_Exercise description:_ The line containing "Parse this screenshot: output" marks the start; return it and every line after it in the listing below, exactly, through the last.

[Collected data entries]

-- START --

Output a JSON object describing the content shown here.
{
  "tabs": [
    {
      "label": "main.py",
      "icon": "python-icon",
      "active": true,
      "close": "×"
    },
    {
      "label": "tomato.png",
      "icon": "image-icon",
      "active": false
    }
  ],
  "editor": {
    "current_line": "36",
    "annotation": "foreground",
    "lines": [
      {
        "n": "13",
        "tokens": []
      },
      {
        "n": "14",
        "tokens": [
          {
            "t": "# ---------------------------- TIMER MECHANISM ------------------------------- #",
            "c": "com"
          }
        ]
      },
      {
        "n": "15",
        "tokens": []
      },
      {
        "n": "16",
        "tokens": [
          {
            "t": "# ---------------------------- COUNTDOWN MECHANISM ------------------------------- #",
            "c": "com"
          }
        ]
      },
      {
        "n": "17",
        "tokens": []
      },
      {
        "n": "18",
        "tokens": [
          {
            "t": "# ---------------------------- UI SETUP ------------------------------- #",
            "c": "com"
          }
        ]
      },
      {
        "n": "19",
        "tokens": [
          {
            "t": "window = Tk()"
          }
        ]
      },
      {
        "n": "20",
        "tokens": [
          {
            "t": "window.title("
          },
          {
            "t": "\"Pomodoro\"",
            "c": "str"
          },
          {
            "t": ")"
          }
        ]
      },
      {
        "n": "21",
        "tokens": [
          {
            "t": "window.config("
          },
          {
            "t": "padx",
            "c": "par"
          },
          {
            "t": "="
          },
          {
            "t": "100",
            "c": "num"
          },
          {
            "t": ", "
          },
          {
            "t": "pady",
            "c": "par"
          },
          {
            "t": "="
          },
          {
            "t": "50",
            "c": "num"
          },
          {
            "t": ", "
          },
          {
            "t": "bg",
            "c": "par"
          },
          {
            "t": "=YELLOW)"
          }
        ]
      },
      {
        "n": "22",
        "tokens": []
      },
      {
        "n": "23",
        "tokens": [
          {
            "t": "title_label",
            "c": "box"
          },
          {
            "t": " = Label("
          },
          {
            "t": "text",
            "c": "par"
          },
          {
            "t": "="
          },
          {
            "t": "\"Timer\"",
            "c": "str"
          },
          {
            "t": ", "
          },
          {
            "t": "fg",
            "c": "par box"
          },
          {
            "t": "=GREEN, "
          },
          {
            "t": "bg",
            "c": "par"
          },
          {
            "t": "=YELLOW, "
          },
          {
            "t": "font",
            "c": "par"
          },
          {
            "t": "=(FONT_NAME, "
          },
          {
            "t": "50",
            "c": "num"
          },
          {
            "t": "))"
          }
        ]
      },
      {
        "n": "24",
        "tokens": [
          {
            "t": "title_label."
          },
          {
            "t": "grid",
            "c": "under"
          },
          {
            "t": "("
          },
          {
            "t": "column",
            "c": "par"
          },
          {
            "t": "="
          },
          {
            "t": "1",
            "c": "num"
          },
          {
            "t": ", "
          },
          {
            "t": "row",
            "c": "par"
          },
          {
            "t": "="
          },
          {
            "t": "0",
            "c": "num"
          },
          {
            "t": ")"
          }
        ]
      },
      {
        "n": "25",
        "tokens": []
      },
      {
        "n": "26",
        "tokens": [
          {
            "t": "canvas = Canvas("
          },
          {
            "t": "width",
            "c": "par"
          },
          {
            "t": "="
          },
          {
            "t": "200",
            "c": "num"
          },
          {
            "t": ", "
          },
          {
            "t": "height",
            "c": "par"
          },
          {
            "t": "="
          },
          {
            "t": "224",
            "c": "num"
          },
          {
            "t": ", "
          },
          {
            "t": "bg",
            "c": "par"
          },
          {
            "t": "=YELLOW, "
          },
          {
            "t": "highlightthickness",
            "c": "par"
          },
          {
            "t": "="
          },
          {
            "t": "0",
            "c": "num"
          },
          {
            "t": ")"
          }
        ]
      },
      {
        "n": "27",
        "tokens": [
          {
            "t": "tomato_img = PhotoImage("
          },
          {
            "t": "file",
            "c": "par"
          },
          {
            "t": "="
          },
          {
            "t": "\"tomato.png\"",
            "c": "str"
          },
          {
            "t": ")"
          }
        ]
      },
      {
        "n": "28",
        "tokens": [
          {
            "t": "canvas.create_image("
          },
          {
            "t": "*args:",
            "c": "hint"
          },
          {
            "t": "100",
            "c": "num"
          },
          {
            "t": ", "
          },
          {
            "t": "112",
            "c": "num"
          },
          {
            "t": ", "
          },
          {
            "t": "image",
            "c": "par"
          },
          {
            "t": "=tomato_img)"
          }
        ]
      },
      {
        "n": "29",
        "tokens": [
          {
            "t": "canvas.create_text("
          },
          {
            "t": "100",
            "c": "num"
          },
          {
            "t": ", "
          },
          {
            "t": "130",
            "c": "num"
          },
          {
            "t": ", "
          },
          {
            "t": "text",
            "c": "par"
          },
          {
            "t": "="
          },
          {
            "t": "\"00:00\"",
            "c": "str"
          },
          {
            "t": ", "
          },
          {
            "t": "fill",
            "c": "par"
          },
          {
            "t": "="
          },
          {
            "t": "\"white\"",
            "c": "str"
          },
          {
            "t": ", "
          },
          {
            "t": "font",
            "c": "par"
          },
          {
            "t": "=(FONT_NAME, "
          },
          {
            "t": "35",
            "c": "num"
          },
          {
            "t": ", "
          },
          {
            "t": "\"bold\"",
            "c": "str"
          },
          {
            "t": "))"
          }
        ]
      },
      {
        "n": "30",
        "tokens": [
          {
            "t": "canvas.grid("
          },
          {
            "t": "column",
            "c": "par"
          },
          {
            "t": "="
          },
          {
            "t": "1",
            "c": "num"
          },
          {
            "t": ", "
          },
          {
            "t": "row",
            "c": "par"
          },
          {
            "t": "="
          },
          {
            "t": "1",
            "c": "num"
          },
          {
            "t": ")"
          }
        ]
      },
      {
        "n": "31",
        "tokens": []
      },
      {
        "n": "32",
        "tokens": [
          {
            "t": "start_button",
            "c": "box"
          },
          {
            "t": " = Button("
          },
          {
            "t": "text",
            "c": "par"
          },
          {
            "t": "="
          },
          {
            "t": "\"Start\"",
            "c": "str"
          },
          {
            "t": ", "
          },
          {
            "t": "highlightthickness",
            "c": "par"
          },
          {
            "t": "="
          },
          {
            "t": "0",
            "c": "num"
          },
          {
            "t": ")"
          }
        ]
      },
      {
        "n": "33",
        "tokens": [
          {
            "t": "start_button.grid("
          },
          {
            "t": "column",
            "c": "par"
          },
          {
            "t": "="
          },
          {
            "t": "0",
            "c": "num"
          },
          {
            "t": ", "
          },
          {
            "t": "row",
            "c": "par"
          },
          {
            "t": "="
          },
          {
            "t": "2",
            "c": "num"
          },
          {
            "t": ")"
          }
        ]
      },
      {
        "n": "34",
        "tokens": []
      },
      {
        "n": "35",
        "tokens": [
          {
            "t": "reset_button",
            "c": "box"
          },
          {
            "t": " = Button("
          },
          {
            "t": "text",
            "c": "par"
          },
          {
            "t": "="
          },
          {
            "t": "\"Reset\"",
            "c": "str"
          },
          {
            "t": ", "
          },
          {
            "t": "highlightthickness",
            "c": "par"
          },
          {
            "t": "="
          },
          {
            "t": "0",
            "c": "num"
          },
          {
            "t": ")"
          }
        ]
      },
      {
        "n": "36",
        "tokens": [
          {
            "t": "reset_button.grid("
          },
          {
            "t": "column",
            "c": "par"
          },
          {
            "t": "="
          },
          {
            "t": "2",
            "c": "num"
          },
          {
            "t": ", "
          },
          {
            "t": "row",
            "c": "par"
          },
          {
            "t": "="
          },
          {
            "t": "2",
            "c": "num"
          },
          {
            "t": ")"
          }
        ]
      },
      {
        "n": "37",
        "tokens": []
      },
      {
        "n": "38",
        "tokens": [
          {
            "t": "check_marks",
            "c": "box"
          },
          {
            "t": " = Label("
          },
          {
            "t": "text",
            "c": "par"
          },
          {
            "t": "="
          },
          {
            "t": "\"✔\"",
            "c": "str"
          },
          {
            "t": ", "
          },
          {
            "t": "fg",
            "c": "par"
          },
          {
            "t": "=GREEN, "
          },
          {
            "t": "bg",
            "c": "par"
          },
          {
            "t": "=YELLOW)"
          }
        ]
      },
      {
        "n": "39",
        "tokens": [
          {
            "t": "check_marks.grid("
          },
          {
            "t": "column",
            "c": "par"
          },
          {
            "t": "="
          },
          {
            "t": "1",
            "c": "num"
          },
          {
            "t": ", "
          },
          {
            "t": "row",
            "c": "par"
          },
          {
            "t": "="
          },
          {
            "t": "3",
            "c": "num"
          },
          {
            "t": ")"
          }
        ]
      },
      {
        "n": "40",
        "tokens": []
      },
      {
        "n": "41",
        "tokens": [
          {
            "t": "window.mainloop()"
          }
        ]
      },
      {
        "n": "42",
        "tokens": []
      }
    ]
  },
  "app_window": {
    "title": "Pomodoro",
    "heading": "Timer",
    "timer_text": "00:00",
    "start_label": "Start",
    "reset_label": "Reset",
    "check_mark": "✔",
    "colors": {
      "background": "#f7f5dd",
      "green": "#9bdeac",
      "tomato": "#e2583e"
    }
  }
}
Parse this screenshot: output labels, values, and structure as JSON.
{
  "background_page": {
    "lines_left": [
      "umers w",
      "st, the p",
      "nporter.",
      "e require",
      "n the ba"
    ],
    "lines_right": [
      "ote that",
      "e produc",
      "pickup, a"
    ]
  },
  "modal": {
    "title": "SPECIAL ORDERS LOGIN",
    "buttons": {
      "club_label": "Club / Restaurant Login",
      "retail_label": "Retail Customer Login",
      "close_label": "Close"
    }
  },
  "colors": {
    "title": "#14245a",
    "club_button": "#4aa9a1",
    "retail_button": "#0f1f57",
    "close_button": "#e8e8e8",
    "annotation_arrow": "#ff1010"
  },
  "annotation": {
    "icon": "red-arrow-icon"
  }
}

-- END --

_Output of the task:_
Parse this screenshot: output labels, values, and structure as JSON.
{
  "background_page": {
    "lines_left": [
      "umers w",
      "st, the p",
      "nporter.",
      "e require",
      "n the ba"
    ],
    "lines_right": [
      "ote that",
      "e produc",
      "pickup, a"
    ]
  },
  "modal": {
    "title": "SPECIAL ORDERS LOGIN",
    "buttons": {
      "club_label": "Club / Restaurant Login",
      "retail_label": "Retail Customer Login",
      "close_label": "Close"
    }
  },
  "colors": {
    "title": "#14245a",
    "club_button": "#4aa9a1",
    "retail_button": "#0f1f57",
    "close_button": "#e8e8e8",
    "annotation_arrow": "#ff1010"
  },
  "annotation": {
    "icon": "red-arrow-icon"
  }
}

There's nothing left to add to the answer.